(WORK ITEM): Check every line of the data below for "with". Copy each one that has it.

___ TASK INPUT

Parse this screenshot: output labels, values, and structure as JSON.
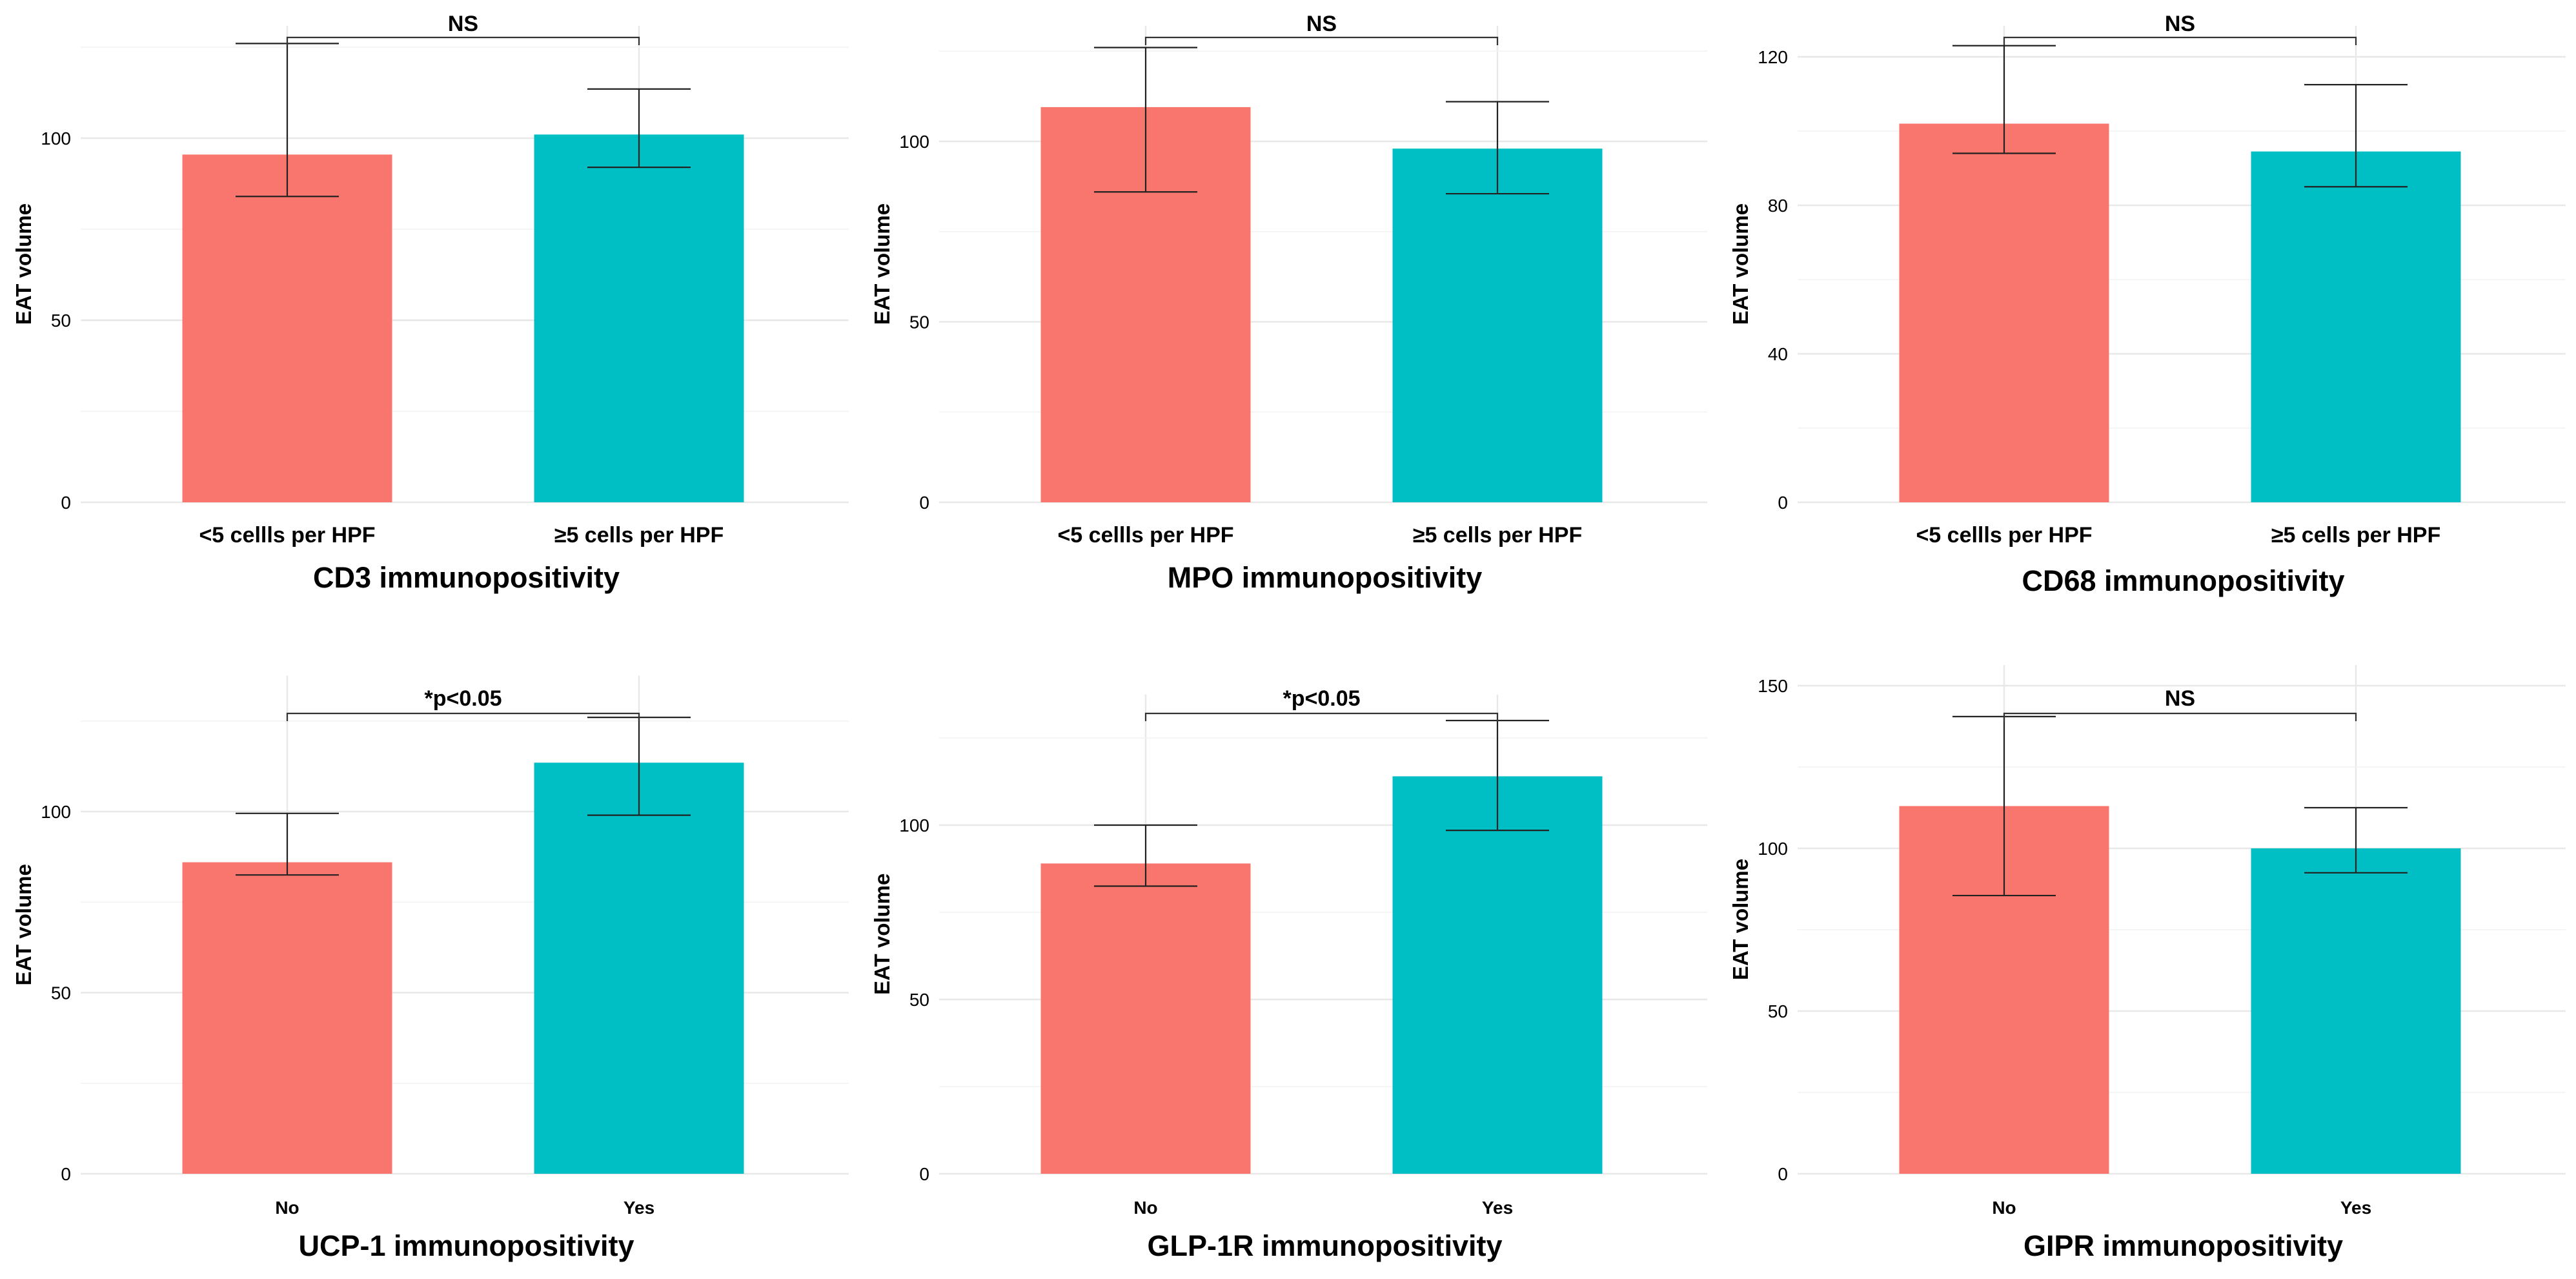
{
  "chart_data": [
    {
      "type": "bar",
      "categories": [
        "<5 cellls per HPF",
        "≥5 cells per HPF"
      ],
      "values": [
        95.5,
        101
      ],
      "error_low": [
        84,
        92
      ],
      "error_high": [
        126,
        113.5
      ],
      "colors": [
        "#F8766D",
        "#00BFC4"
      ],
      "ylabel": "EAT volume",
      "xlabel": "CD3 immunopositivity",
      "ylim": [
        0,
        125
      ],
      "yticks": [
        0,
        50,
        100
      ],
      "significance": "NS"
    },
    {
      "type": "bar",
      "categories": [
        "<5 cellls per HPF",
        "≥5 cells per HPF"
      ],
      "values": [
        109.5,
        98
      ],
      "error_low": [
        86,
        85.5
      ],
      "error_high": [
        126,
        111
      ],
      "colors": [
        "#F8766D",
        "#00BFC4"
      ],
      "ylabel": "EAT volume",
      "xlabel": "MPO immunopositivity",
      "ylim": [
        0,
        125
      ],
      "yticks": [
        0,
        50,
        100
      ],
      "significance": "NS"
    },
    {
      "type": "bar",
      "categories": [
        "<5 cellls per HPF",
        "≥5 cells per HPF"
      ],
      "values": [
        102,
        94.5
      ],
      "error_low": [
        94,
        85
      ],
      "error_high": [
        123,
        112.5
      ],
      "colors": [
        "#F8766D",
        "#00BFC4"
      ],
      "ylabel": "EAT volume",
      "xlabel": "CD68 immunopositivity",
      "ylim": [
        0,
        120
      ],
      "yticks": [
        0,
        40,
        80,
        120
      ],
      "significance": "NS"
    },
    {
      "type": "bar",
      "categories": [
        "No",
        "Yes"
      ],
      "values": [
        86,
        113.5
      ],
      "error_low": [
        82.5,
        99
      ],
      "error_high": [
        99.5,
        126
      ],
      "colors": [
        "#F8766D",
        "#00BFC4"
      ],
      "ylabel": "EAT volume",
      "xlabel": "UCP-1 immunopositivity",
      "ylim": [
        0,
        125
      ],
      "yticks": [
        0,
        50,
        100
      ],
      "significance": "*p<0.05"
    },
    {
      "type": "bar",
      "categories": [
        "No",
        "Yes"
      ],
      "values": [
        89,
        114
      ],
      "error_low": [
        82.5,
        98.5
      ],
      "error_high": [
        100,
        130
      ],
      "colors": [
        "#F8766D",
        "#00BFC4"
      ],
      "ylabel": "EAT volume",
      "xlabel": "GLP-1R immunopositivity",
      "ylim": [
        0,
        125
      ],
      "yticks": [
        0,
        50,
        100
      ],
      "significance": "*p<0.05"
    },
    {
      "type": "bar",
      "categories": [
        "No",
        "Yes"
      ],
      "values": [
        113,
        100
      ],
      "error_low": [
        85.5,
        92.5
      ],
      "error_high": [
        140.5,
        112.5
      ],
      "colors": [
        "#F8766D",
        "#00BFC4"
      ],
      "ylabel": "EAT volume",
      "xlabel": "GIPR immunopositivity",
      "ylim": [
        0,
        150
      ],
      "yticks": [
        0,
        50,
        100,
        150
      ],
      "significance": "NS"
    }
  ]
}
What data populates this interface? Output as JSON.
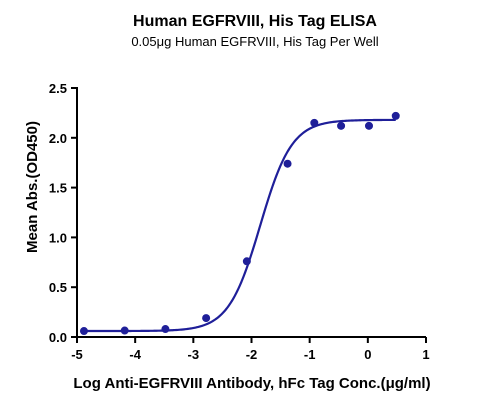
{
  "chart_data": {
    "type": "scatter",
    "title": "Human EGFRVIII, His Tag ELISA",
    "subtitle": "0.05μg Human EGFRVIII, His Tag Per Well",
    "xlabel": "Log Anti-EGFRVIII Antibody, hFc Tag Conc.(μg/ml)",
    "ylabel": "Mean Abs.(OD450)",
    "xlim": [
      -5,
      1
    ],
    "ylim": [
      0,
      2.5
    ],
    "x_ticks": [
      "-5",
      "-4",
      "-3",
      "-2",
      "-1",
      "0",
      "1"
    ],
    "y_ticks": [
      "0.0",
      "0.5",
      "1.0",
      "1.5",
      "2.0",
      "2.5"
    ],
    "grid": false,
    "point_color": "#1f1f99",
    "curve_color": "#1f1f99",
    "series": [
      {
        "x": [
          -4.88,
          -4.18,
          -3.48,
          -2.78,
          -2.08,
          -1.38,
          -0.92,
          -0.46,
          0.02,
          0.48
        ],
        "y": [
          0.06,
          0.065,
          0.08,
          0.19,
          0.76,
          1.74,
          2.15,
          2.12,
          2.12,
          2.22
        ]
      }
    ],
    "fit": {
      "model": "4PL",
      "bottom": 0.06,
      "top": 2.18,
      "log_ec50": -1.85,
      "hill_slope": 1.6
    }
  }
}
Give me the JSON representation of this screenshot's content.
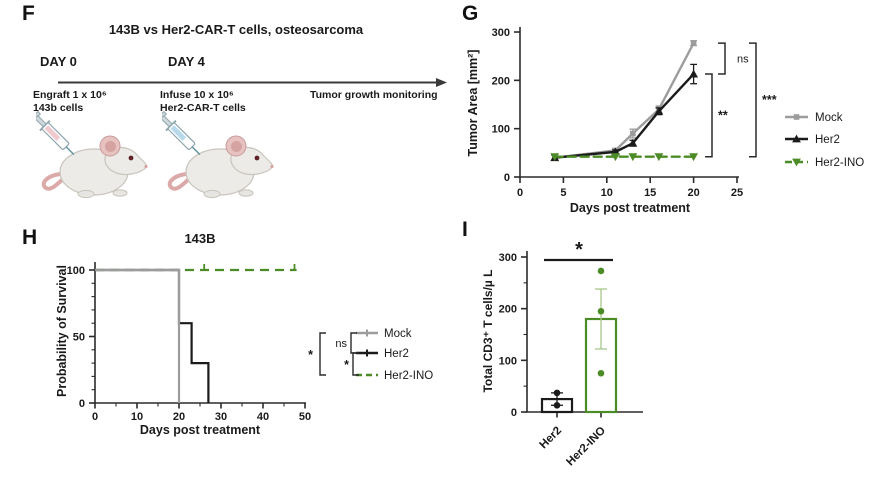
{
  "figure": {
    "panels": {
      "f": {
        "label": "F",
        "title": "143B vs Her2-CAR-T cells, osteosarcoma",
        "day0_heading": "DAY 0",
        "day4_heading": "DAY 4",
        "engraft_line1": "Engraft 1 x 10⁶",
        "engraft_line2": "143b cells",
        "infuse_line1": "Infuse 10 x 10⁶",
        "infuse_line2": "Her2-CAR-T cells",
        "monitoring_label": "Tumor growth monitoring",
        "icons": [
          "mouse-with-syringe-pink",
          "mouse-with-syringe-blue"
        ]
      },
      "g": {
        "label": "G"
      },
      "h": {
        "label": "H"
      },
      "i": {
        "label": "I"
      }
    }
  },
  "chart_data": [
    {
      "panel": "G",
      "type": "line",
      "title": "",
      "xlabel": "Days post treatment",
      "ylabel": "Tumor Area [mm²]",
      "xlim": [
        0,
        25
      ],
      "ylim": [
        0,
        300
      ],
      "xticks": [
        0,
        5,
        10,
        15,
        20,
        25
      ],
      "yticks": [
        0,
        100,
        200,
        300
      ],
      "grid": false,
      "legend_position": "right",
      "x": [
        4,
        11,
        13,
        16,
        20
      ],
      "series": [
        {
          "name": "Mock",
          "color": "#9c9c9c",
          "marker": "square",
          "dashed": false,
          "values": [
            40,
            55,
            90,
            140,
            277
          ],
          "errors": [
            5,
            4,
            9,
            7,
            5
          ]
        },
        {
          "name": "Her2",
          "color": "#1b1b1b",
          "marker": "triangle-up",
          "dashed": false,
          "values": [
            40,
            52,
            70,
            136,
            213
          ],
          "errors": [
            5,
            4,
            6,
            7,
            20
          ]
        },
        {
          "name": "Her2-INO",
          "color": "#4c8c26",
          "marker": "triangle-down",
          "dashed": true,
          "values": [
            42,
            42,
            42,
            42,
            42
          ],
          "errors": [
            3,
            3,
            3,
            3,
            3
          ]
        }
      ],
      "significance": [
        {
          "label": "ns",
          "pair": [
            "Mock",
            "Her2"
          ]
        },
        {
          "label": "**",
          "pair": [
            "Her2",
            "Her2-INO"
          ]
        },
        {
          "label": "***",
          "pair": [
            "Mock",
            "Her2-INO"
          ]
        }
      ]
    },
    {
      "panel": "H",
      "type": "line",
      "subtype": "kaplan-meier",
      "title": "143B",
      "xlabel": "Days post treatment",
      "ylabel": "Probability of Survival",
      "xlim": [
        0,
        50
      ],
      "ylim": [
        0,
        100
      ],
      "xticks": [
        0,
        10,
        20,
        30,
        40,
        50
      ],
      "yticks": [
        0,
        50,
        100
      ],
      "grid": false,
      "legend_position": "right",
      "series": [
        {
          "name": "Mock",
          "color": "#9c9c9c",
          "dashed": false,
          "steps": [
            [
              0,
              100
            ],
            [
              20,
              100
            ],
            [
              20,
              0
            ]
          ]
        },
        {
          "name": "Her2",
          "color": "#1b1b1b",
          "dashed": false,
          "steps": [
            [
              0,
              100
            ],
            [
              20,
              100
            ],
            [
              20,
              60
            ],
            [
              23,
              60
            ],
            [
              23,
              30
            ],
            [
              27,
              30
            ],
            [
              27,
              0
            ]
          ]
        },
        {
          "name": "Her2-INO",
          "color": "#4c8c26",
          "dashed": true,
          "steps": [
            [
              0,
              100
            ],
            [
              48,
              100
            ]
          ],
          "censor_marks": [
            26,
            47.5
          ]
        }
      ],
      "significance": [
        {
          "label": "ns",
          "pair": [
            "Mock",
            "Her2"
          ]
        },
        {
          "label": "*",
          "pair": [
            "Her2",
            "Her2-INO"
          ]
        },
        {
          "label": "*",
          "pair": [
            "Mock",
            "Her2-INO"
          ]
        }
      ]
    },
    {
      "panel": "I",
      "type": "bar",
      "title": "",
      "xlabel": "",
      "ylabel": "Total CD3⁺ T cells/µ L",
      "ylim": [
        0,
        300
      ],
      "yticks": [
        0,
        100,
        200,
        300
      ],
      "grid": false,
      "categories": [
        "Her2",
        "Her2-INO"
      ],
      "values": [
        25,
        180
      ],
      "errors": [
        12,
        58
      ],
      "points": [
        [
          13,
          37
        ],
        [
          75,
          195,
          273
        ]
      ],
      "bar_colors": [
        "#1b1b1b",
        "#4c8c26"
      ],
      "error_colors": [
        "#1b1b1b",
        "#a7c78b"
      ],
      "significance": [
        {
          "label": "*",
          "pair": [
            "Her2",
            "Her2-INO"
          ]
        }
      ]
    }
  ],
  "colors": {
    "axis": "#2b2b2b",
    "text": "#1a1a1a",
    "arrow": "#3a3a3a",
    "gray_series": "#9c9c9c",
    "black_series": "#1b1b1b",
    "green_series": "#4c8c26",
    "green_error": "#a7c78b",
    "mouse_body": "#ecebe8",
    "mouse_outline": "#c9c4bc",
    "mouse_ear": "#e6c2c0",
    "mouse_ear_inner": "#d5a3a1",
    "mouse_tail": "#dba9a7",
    "mouse_eye": "#5e2228",
    "syringe_pink_liquid": "#efc9cd",
    "syringe_blue_liquid": "#b7d9ec"
  }
}
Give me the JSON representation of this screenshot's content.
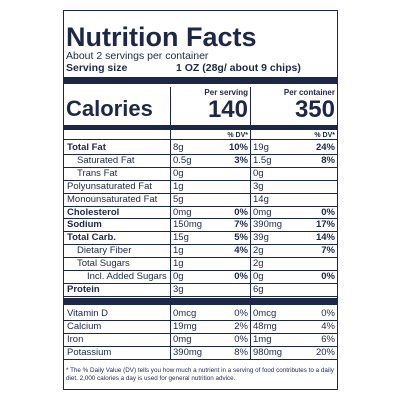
{
  "title": "Nutrition Facts",
  "servings": "About 2 servings per container",
  "serving_size": {
    "label": "Serving size",
    "value": "1 OZ (28g/ about 9 chips)"
  },
  "calories_label": "Calories",
  "columns": [
    {
      "header": "Per serving",
      "calories": "140"
    },
    {
      "header": "Per container",
      "calories": "350"
    }
  ],
  "dv_header": "% DV*",
  "nutrients": [
    {
      "name": "Total Fat",
      "bold": true,
      "indent": 0,
      "cols": [
        [
          "8g",
          "10%"
        ],
        [
          "19g",
          "24%"
        ]
      ]
    },
    {
      "name": "Saturated Fat",
      "bold": false,
      "indent": 1,
      "cols": [
        [
          "0.5g",
          "3%"
        ],
        [
          "1.5g",
          "8%"
        ]
      ]
    },
    {
      "name": "Trans Fat",
      "bold": false,
      "indent": 1,
      "cols": [
        [
          "0g"
        ],
        [
          "0g"
        ]
      ]
    },
    {
      "name": "Polyunsaturated Fat",
      "bold": false,
      "indent": 0,
      "cols": [
        [
          "1g"
        ],
        [
          "3g"
        ]
      ]
    },
    {
      "name": "Monounsaturated Fat",
      "bold": false,
      "indent": 0,
      "cols": [
        [
          "5g"
        ],
        [
          "14g"
        ]
      ]
    },
    {
      "name": "Cholesterol",
      "bold": true,
      "indent": 0,
      "cols": [
        [
          "0mg",
          "0%"
        ],
        [
          "0mg",
          "0%"
        ]
      ]
    },
    {
      "name": "Sodium",
      "bold": true,
      "indent": 0,
      "cols": [
        [
          "150mg",
          "7%"
        ],
        [
          "390mg",
          "17%"
        ]
      ]
    },
    {
      "name": "Total Carb.",
      "bold": true,
      "indent": 0,
      "cols": [
        [
          "15g",
          "5%"
        ],
        [
          "39g",
          "14%"
        ]
      ]
    },
    {
      "name": "Dietary Fiber",
      "bold": false,
      "indent": 1,
      "cols": [
        [
          "1g",
          "4%"
        ],
        [
          "2g",
          "7%"
        ]
      ]
    },
    {
      "name": "Total Sugars",
      "bold": false,
      "indent": 1,
      "cols": [
        [
          "1g"
        ],
        [
          "2g"
        ]
      ]
    },
    {
      "name": "Incl. Added Sugars",
      "bold": false,
      "indent": 2,
      "cols": [
        [
          "0g",
          "0%"
        ],
        [
          "0g",
          "0%"
        ]
      ]
    },
    {
      "name": "Protein",
      "bold": true,
      "indent": 0,
      "cols": [
        [
          "3g"
        ],
        [
          "6g"
        ]
      ]
    }
  ],
  "vitamins": [
    {
      "name": "Vitamin D",
      "cols": [
        [
          "0mcg",
          "0%"
        ],
        [
          "0mcg",
          "0%"
        ]
      ]
    },
    {
      "name": "Calcium",
      "cols": [
        [
          "19mg",
          "2%"
        ],
        [
          "48mg",
          "4%"
        ]
      ]
    },
    {
      "name": "Iron",
      "cols": [
        [
          "0mg",
          "0%"
        ],
        [
          "1mg",
          "6%"
        ]
      ]
    },
    {
      "name": "Potassium",
      "cols": [
        [
          "390mg",
          "8%"
        ],
        [
          "980mg",
          "20%"
        ]
      ]
    }
  ],
  "footnote": "* The % Daily Value (DV) tells you how much a nutrient in a serving of food contributes to a daily diet. 2,000 calories a day is used for general nutrition advice."
}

______

(RESULT OF THIS TASK):
          "mouse-with-syringe-pink",
          "mouse-with-syringe-blue"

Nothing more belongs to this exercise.